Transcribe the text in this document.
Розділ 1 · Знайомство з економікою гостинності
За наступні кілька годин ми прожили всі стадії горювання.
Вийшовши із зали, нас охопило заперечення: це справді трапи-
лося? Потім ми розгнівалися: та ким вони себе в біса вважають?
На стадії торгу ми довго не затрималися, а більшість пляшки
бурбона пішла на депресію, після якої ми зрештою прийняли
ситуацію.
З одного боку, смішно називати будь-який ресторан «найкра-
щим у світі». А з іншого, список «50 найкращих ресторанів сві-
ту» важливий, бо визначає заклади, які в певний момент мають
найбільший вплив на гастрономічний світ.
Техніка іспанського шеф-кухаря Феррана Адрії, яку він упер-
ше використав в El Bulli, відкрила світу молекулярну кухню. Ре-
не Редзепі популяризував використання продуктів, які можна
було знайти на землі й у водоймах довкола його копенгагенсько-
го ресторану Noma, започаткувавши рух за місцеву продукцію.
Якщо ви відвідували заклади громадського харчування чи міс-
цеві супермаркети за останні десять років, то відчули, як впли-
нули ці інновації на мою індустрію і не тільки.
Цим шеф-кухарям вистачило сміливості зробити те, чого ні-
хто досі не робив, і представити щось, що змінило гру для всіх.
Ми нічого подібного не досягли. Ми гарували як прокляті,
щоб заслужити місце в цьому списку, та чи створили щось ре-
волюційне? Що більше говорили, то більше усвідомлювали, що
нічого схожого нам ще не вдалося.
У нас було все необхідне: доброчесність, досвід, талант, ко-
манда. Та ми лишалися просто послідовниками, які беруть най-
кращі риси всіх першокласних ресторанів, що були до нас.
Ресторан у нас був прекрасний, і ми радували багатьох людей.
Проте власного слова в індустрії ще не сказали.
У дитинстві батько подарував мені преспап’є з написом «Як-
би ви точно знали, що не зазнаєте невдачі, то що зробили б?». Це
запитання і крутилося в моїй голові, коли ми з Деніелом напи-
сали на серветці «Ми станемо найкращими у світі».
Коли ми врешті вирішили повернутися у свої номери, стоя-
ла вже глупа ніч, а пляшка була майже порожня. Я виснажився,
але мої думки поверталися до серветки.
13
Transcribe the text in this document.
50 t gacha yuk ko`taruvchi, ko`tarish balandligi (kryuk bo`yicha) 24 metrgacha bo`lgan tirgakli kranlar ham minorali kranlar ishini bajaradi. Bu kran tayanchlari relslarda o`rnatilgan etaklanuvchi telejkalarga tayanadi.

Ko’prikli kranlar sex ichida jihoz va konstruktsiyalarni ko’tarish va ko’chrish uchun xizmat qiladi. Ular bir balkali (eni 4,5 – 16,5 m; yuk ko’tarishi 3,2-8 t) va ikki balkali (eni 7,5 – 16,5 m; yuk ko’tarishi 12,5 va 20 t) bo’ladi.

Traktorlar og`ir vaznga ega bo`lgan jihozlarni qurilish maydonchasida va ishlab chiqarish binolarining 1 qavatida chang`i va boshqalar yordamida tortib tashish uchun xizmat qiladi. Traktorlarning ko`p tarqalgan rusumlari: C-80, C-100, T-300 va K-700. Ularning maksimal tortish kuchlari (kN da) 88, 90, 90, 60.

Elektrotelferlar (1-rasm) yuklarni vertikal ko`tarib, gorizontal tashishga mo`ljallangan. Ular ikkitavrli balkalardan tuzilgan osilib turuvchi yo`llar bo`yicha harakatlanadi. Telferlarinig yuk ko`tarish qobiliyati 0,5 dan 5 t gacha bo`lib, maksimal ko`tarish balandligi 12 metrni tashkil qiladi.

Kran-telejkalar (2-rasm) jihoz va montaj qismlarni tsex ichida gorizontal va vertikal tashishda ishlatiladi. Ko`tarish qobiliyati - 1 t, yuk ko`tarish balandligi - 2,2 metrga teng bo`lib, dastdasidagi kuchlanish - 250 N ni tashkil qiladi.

++++

Find every line in the records that has the string "ресторанів", then state how many there are and nothing else.

Problem solution → 2